**DIRECTIVE:**
Wherever a line holds the string "which", copy that line.

◇ ◇ ◇ ◇

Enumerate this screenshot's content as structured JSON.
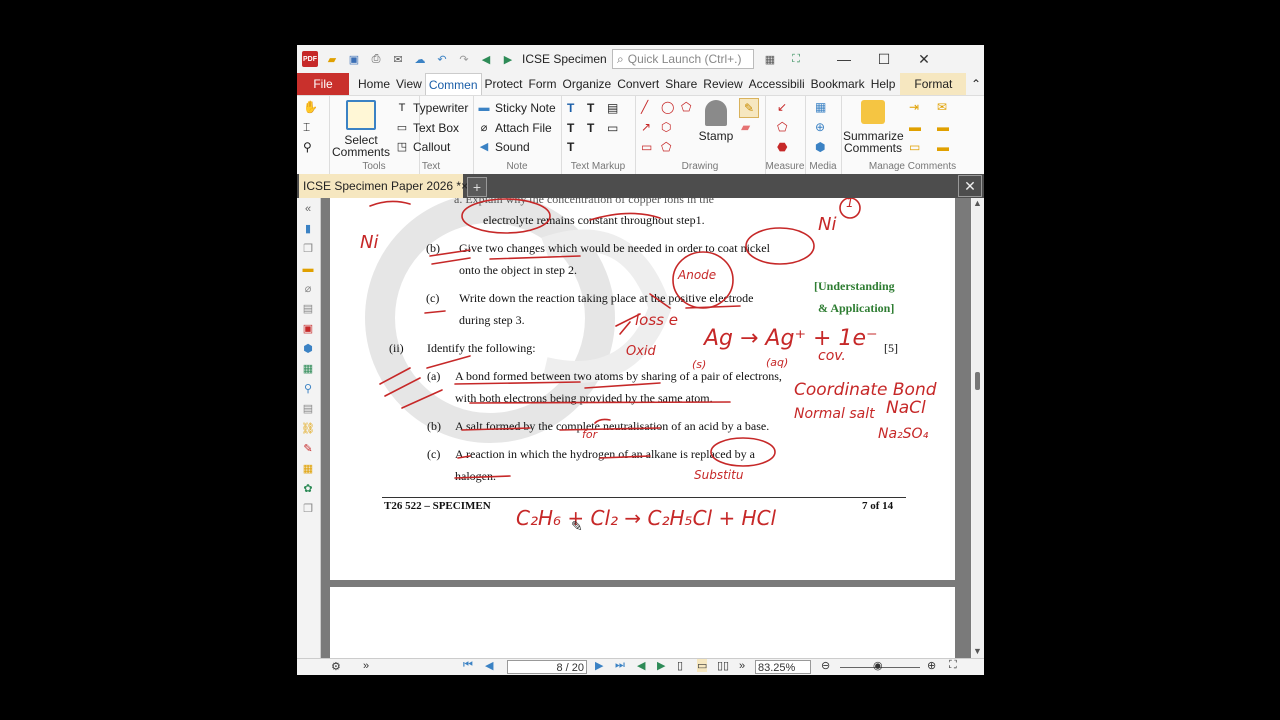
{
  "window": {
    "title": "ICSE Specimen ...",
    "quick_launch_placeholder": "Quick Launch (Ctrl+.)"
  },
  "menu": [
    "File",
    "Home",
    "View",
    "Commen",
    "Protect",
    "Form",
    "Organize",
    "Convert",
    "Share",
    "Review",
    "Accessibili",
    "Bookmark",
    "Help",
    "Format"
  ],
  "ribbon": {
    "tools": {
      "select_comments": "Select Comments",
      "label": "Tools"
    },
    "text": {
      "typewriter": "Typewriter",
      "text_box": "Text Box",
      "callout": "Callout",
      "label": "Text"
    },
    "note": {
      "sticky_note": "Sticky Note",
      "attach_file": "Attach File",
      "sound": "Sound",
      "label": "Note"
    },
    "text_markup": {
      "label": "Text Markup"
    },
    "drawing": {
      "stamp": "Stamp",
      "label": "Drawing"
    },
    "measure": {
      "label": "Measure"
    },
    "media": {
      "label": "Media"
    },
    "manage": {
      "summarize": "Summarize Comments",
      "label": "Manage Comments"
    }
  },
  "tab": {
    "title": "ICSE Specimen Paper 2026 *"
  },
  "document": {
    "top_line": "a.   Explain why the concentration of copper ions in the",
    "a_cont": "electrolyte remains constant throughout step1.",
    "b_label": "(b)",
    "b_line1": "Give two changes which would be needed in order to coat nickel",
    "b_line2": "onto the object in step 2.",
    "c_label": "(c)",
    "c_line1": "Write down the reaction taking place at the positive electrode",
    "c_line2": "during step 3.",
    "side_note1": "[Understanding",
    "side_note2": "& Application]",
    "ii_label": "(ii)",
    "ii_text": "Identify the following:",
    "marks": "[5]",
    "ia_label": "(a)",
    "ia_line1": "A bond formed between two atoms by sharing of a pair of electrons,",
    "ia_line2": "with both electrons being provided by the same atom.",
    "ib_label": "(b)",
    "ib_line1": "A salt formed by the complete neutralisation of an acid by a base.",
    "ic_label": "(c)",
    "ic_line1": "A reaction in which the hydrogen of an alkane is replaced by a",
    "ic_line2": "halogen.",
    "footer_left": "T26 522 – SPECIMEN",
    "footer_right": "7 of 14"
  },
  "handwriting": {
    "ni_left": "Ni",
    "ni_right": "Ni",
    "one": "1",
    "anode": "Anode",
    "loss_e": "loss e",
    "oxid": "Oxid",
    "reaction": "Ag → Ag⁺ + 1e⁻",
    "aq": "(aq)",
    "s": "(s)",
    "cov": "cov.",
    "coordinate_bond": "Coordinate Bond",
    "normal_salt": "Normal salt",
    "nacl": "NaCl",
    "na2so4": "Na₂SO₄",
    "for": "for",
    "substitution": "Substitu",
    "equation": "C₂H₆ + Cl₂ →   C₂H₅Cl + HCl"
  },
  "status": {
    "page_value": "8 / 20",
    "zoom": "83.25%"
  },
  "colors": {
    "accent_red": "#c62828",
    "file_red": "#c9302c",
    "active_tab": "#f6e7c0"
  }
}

◇ ◇ ◇ ◇

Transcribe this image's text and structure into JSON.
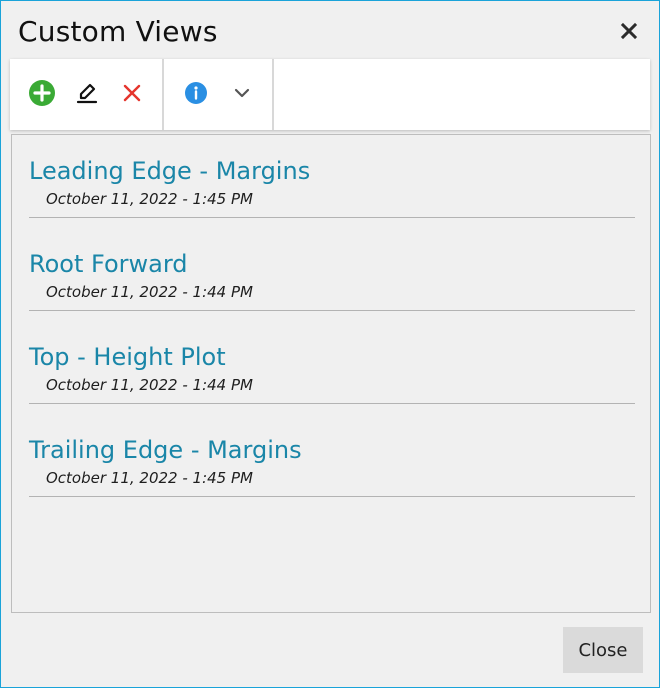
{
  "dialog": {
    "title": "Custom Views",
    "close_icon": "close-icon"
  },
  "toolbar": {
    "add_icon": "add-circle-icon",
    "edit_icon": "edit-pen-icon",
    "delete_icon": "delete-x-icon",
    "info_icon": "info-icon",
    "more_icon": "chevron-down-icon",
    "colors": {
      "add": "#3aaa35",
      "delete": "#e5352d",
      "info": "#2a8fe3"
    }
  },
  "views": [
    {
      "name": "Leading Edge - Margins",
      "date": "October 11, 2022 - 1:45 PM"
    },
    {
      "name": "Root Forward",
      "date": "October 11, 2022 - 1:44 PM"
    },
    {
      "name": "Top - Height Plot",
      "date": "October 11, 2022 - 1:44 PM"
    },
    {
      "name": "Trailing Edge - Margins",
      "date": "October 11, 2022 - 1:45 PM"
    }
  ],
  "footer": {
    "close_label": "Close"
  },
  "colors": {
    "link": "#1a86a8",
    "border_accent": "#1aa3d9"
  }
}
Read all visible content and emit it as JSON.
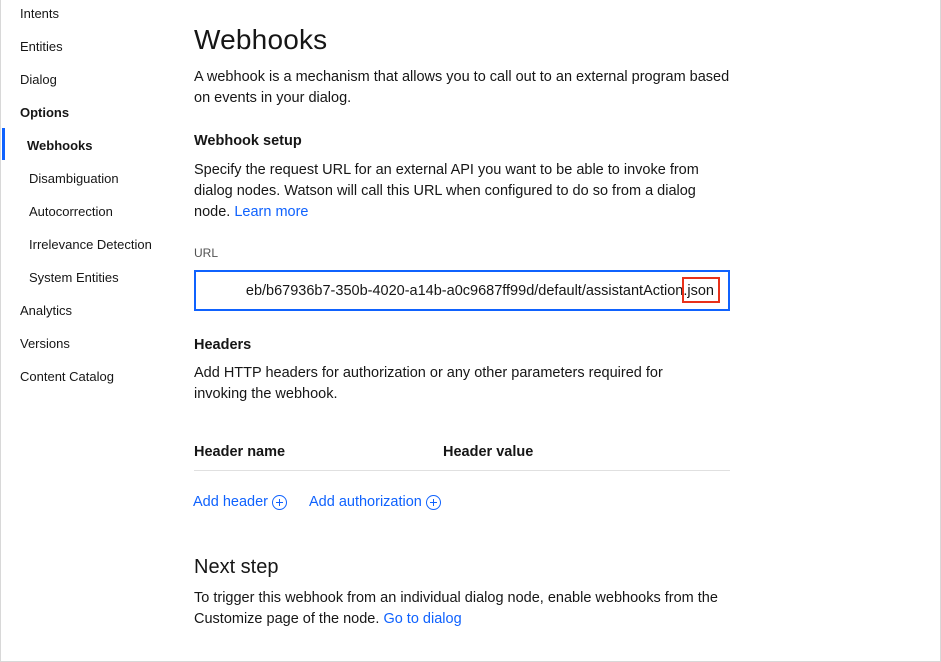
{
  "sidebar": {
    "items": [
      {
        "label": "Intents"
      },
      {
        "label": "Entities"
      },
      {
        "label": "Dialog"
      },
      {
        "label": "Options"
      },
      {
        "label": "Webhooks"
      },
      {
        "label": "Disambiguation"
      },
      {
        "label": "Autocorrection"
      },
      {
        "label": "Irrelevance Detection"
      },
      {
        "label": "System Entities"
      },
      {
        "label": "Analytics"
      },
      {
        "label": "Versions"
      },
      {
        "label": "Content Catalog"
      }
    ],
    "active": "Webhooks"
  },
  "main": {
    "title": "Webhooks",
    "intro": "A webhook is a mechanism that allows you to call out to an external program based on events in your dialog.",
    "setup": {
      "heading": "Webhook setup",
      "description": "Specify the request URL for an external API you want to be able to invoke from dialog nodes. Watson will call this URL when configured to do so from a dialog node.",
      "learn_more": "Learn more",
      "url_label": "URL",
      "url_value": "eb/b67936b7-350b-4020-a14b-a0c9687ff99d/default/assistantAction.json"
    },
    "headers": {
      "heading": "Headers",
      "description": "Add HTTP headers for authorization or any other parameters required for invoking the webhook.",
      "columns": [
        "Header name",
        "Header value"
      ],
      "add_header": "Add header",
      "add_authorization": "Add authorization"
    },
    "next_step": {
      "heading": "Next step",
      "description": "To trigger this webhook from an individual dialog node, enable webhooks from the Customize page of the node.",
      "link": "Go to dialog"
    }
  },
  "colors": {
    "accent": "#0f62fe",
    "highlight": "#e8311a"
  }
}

◇ ◇ ◇ ◇

**ANSWER IN FULL:**
    "b_line1": "Give two changes which would be needed in order to coat nickel",
    "ic_line1": "A reaction in which the hydrogen of an alkane is replaced by a",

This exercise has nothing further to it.